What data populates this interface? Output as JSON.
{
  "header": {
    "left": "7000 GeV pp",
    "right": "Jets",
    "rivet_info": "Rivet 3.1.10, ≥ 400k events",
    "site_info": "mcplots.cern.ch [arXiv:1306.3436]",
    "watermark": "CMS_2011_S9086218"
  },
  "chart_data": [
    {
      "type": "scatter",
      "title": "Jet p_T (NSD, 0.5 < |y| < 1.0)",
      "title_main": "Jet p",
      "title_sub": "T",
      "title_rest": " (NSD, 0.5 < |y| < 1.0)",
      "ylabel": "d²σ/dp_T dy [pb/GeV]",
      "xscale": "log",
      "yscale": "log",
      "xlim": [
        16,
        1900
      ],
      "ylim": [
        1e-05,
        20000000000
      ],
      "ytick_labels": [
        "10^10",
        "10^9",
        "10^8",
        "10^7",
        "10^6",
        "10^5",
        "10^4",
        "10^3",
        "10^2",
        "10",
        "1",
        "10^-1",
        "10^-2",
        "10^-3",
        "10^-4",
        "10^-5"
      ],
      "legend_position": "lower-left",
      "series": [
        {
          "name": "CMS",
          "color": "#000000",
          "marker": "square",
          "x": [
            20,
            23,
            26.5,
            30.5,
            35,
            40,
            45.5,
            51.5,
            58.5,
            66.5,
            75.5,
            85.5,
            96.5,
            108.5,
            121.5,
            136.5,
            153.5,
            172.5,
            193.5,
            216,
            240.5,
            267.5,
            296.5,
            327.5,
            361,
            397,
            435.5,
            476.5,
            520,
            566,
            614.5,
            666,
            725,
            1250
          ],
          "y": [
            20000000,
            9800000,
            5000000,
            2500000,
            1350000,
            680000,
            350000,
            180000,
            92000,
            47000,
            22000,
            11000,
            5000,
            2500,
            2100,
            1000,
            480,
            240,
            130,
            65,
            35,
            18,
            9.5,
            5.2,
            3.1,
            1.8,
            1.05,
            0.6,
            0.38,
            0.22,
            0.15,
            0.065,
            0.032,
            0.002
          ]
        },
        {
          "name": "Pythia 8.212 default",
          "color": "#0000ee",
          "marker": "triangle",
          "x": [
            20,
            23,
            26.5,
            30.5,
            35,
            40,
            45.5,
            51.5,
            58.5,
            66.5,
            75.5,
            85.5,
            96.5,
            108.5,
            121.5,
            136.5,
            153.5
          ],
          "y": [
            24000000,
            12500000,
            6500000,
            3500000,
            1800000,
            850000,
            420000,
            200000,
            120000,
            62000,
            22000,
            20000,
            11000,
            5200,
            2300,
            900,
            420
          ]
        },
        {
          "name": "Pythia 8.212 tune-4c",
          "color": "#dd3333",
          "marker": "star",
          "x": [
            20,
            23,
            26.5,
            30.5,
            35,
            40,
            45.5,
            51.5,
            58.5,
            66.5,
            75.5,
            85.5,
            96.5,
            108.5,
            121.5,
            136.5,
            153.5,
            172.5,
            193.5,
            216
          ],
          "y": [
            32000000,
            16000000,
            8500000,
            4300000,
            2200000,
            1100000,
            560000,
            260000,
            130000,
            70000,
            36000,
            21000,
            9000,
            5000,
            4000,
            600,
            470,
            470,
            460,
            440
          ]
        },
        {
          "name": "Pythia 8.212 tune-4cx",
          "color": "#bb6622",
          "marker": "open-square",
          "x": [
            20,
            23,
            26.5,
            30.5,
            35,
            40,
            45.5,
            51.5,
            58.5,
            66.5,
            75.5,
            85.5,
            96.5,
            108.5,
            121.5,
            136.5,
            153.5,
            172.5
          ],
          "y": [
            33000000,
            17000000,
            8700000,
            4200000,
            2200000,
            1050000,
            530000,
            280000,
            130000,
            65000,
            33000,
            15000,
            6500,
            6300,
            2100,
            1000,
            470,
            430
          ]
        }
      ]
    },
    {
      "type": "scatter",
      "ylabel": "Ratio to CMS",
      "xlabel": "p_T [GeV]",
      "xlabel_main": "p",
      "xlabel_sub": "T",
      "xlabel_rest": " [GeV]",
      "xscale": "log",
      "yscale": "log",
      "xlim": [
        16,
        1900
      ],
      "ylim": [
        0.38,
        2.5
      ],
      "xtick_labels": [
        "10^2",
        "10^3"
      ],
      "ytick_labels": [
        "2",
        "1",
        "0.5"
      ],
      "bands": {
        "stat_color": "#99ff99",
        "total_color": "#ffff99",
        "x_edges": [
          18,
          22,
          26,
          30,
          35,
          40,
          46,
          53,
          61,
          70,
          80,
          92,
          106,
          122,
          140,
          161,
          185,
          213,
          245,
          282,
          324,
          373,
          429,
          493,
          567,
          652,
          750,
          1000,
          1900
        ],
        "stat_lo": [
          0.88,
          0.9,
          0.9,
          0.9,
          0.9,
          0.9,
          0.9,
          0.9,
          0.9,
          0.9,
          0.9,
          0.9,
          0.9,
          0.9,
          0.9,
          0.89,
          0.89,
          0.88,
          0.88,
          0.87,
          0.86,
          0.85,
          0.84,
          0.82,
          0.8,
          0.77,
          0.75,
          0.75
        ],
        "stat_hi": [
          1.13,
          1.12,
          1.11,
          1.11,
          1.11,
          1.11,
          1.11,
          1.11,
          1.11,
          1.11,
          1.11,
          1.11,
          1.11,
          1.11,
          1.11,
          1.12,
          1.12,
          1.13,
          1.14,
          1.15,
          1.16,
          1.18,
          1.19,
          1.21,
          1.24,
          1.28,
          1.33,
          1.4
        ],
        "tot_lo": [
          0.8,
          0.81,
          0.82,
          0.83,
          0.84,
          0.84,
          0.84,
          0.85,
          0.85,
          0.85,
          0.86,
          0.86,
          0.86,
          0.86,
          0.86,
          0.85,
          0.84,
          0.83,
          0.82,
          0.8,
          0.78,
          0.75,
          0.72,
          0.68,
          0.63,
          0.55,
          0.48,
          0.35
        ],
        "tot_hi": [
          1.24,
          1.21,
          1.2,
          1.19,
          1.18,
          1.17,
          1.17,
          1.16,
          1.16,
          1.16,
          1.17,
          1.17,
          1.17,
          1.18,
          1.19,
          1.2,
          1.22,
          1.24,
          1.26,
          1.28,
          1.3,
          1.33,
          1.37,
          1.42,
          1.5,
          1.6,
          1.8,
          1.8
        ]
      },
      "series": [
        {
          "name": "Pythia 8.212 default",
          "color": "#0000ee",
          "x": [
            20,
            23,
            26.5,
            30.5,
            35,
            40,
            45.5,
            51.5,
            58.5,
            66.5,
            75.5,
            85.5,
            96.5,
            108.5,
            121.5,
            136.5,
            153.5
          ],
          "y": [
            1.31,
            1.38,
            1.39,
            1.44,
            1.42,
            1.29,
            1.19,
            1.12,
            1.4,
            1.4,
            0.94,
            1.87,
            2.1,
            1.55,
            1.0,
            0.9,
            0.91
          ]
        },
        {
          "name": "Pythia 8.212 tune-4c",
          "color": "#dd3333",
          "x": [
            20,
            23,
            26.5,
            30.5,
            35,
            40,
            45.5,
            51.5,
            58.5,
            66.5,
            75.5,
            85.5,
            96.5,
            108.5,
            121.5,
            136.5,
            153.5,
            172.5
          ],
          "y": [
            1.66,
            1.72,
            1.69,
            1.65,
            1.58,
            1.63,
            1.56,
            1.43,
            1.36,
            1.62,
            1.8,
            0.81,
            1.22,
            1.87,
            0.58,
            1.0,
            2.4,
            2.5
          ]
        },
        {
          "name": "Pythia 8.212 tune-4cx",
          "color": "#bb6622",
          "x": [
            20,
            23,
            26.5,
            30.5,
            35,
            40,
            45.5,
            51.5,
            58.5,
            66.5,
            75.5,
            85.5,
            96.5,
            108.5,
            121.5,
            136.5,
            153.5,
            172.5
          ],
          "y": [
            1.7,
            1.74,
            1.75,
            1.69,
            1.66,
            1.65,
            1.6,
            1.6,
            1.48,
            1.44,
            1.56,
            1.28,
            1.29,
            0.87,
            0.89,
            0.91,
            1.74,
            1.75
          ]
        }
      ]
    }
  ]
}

──────────────────────────────

Brief => Copy out every line that includes the word "ylabel".

Written solution =>
      "ylabel": "d²σ/dp_T dy [pb/GeV]",
      "ylabel": "Ratio to CMS",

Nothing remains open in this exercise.